• Your goal
Your answer is a single number: the count of lines that contain the string "true".

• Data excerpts
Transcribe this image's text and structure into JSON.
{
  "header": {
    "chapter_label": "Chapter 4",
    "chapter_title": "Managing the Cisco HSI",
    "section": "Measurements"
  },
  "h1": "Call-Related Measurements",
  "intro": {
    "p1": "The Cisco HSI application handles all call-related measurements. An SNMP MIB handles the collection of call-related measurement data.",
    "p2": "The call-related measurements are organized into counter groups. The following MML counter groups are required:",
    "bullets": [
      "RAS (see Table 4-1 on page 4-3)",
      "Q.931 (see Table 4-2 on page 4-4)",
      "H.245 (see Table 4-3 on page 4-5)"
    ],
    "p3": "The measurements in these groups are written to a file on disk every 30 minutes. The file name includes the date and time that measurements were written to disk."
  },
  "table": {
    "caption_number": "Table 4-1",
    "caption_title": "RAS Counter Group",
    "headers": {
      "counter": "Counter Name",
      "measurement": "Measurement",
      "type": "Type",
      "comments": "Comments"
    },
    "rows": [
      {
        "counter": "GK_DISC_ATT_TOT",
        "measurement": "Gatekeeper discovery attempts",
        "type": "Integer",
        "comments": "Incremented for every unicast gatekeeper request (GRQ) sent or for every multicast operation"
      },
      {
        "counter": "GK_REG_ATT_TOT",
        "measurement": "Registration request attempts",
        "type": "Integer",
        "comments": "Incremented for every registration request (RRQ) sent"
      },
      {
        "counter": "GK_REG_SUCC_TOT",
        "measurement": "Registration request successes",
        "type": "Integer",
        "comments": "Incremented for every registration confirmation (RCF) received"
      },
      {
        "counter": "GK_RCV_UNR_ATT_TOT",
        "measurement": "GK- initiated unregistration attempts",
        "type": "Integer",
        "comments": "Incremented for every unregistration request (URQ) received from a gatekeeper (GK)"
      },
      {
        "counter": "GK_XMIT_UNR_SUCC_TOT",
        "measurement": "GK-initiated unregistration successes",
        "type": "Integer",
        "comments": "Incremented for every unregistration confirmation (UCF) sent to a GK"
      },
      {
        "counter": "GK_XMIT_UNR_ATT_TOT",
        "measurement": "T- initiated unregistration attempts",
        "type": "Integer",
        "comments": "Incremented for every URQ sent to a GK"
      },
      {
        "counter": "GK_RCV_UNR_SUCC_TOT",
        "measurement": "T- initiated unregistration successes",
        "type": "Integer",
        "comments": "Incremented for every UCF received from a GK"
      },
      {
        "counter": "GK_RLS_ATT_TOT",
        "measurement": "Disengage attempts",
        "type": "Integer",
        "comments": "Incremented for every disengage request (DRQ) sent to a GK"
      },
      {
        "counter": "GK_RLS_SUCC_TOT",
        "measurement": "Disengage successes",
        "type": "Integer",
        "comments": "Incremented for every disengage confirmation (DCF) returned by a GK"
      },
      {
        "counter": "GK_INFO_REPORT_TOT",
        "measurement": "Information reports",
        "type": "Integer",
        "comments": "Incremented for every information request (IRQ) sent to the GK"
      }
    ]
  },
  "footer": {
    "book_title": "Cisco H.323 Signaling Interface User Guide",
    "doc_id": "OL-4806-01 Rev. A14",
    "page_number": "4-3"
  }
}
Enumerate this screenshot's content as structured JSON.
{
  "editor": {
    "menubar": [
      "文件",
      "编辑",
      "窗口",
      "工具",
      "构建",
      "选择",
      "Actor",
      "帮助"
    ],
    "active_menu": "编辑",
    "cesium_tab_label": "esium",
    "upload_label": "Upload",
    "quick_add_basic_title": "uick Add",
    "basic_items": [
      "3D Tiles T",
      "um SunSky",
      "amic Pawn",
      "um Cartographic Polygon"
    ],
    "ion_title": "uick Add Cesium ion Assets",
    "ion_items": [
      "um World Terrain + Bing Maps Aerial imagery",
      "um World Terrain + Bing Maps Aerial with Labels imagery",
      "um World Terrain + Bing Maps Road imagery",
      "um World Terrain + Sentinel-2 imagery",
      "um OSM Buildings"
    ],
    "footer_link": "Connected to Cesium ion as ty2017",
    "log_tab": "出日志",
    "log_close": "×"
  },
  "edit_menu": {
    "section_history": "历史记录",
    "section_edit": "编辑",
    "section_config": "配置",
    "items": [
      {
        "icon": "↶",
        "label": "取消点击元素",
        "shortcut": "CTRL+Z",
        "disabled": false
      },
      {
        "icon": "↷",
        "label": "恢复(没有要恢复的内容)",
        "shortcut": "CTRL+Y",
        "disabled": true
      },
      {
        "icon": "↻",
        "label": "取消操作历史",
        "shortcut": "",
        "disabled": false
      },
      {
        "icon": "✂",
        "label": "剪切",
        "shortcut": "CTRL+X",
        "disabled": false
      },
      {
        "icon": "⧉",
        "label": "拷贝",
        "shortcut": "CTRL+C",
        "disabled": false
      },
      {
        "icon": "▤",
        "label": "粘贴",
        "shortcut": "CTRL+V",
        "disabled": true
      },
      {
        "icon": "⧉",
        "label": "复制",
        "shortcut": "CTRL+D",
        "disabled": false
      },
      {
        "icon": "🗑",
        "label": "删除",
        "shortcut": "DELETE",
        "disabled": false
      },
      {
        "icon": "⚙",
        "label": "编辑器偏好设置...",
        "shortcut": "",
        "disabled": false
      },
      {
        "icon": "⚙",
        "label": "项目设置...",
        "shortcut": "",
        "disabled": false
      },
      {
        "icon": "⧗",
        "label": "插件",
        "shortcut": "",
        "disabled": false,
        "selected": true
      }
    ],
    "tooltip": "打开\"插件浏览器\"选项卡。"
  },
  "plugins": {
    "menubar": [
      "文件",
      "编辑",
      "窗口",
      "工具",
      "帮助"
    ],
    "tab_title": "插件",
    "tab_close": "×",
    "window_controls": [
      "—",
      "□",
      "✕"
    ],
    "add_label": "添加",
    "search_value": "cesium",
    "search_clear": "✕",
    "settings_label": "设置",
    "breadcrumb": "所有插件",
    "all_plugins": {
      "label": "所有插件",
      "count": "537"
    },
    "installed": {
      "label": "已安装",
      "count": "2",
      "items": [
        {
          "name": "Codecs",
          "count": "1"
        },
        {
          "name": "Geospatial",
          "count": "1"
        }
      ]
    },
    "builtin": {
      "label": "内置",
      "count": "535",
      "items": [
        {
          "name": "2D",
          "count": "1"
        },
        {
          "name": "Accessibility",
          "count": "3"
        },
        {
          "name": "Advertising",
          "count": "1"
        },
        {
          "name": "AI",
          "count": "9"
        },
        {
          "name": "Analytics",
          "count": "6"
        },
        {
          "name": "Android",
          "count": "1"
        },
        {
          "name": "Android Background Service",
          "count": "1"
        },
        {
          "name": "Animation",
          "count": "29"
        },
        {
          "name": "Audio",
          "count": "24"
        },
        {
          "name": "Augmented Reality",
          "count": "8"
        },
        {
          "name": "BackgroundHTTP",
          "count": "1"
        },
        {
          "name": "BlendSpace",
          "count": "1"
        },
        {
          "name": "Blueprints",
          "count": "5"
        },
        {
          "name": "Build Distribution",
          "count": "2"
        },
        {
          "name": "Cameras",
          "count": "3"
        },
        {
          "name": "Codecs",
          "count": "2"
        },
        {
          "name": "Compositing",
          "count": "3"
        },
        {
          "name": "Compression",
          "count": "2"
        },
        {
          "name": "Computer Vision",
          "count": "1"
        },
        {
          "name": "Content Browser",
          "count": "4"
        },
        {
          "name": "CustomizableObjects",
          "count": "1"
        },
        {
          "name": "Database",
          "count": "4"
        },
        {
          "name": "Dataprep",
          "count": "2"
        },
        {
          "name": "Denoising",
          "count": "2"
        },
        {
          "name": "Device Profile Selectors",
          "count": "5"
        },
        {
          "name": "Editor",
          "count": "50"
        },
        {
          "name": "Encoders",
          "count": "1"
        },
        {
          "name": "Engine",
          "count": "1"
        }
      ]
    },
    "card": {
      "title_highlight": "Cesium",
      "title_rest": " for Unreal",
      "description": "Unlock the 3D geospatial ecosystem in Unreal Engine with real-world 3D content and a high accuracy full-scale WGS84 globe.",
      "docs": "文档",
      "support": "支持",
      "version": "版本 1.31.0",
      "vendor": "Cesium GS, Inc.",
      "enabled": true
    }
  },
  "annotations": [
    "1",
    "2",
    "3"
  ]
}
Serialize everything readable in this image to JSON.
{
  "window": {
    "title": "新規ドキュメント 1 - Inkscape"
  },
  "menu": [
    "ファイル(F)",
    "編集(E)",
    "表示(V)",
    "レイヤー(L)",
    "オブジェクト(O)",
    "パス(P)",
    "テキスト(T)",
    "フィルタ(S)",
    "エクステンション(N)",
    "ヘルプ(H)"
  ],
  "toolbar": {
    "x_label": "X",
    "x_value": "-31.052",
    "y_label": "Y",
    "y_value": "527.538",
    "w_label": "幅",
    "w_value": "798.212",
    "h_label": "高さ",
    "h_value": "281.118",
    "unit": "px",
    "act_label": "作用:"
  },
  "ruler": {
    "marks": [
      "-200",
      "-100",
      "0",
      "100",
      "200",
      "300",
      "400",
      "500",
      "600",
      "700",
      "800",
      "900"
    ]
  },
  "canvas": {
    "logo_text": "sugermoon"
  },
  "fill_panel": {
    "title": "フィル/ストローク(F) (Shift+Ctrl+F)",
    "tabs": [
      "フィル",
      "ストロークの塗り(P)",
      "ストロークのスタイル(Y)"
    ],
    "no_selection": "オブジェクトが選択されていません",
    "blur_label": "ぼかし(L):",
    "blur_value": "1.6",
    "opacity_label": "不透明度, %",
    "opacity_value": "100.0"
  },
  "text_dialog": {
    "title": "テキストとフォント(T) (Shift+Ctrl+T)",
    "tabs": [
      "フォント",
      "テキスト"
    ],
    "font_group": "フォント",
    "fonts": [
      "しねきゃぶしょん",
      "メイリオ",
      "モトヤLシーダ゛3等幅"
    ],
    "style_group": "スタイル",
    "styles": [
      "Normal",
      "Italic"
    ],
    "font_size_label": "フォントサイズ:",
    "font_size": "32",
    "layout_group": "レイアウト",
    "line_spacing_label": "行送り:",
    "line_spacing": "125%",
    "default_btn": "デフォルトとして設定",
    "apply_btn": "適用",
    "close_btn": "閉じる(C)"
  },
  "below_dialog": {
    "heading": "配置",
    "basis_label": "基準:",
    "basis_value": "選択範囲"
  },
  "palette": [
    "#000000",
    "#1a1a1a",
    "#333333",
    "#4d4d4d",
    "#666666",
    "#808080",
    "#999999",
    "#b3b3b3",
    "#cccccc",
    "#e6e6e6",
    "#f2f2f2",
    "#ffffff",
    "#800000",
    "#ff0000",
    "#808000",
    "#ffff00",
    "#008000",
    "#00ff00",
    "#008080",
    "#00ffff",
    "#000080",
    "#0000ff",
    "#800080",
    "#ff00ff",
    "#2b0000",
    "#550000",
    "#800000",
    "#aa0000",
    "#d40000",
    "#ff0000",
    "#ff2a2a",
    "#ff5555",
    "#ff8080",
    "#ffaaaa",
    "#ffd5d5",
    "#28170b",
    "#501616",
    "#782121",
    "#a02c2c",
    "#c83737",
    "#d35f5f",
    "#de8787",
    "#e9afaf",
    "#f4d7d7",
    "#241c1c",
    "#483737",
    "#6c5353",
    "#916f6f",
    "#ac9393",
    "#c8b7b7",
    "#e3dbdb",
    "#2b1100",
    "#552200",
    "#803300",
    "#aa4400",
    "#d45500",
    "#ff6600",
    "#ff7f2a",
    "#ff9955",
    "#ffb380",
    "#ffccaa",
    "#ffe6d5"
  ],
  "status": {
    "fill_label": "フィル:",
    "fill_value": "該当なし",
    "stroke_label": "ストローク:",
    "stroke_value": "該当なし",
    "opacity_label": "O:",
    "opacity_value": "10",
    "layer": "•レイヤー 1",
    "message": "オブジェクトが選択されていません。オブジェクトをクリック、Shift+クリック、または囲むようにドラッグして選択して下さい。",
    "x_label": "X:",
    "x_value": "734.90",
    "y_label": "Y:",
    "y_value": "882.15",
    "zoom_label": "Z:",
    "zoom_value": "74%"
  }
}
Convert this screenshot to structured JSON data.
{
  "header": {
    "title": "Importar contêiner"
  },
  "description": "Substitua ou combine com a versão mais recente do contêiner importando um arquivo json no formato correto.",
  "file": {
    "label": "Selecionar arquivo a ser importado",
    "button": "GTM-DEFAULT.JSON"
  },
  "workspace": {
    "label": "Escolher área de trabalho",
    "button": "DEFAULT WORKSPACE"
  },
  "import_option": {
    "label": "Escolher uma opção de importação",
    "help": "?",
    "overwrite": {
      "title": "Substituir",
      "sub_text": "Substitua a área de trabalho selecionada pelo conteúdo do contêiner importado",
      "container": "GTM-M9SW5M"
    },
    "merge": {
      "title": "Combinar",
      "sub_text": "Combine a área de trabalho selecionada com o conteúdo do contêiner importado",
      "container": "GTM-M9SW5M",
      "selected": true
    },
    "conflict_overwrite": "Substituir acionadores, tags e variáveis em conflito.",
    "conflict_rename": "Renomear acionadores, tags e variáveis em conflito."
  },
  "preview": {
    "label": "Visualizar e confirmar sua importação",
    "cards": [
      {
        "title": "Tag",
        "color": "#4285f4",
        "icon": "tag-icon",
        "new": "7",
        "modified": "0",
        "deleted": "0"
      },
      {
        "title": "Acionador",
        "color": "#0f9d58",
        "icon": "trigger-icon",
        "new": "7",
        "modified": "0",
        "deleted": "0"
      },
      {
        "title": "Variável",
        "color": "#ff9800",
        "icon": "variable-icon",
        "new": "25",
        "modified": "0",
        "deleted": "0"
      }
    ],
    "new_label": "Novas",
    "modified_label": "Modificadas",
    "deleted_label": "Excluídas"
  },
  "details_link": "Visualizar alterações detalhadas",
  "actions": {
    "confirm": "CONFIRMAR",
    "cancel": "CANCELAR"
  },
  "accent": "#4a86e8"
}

• Result
5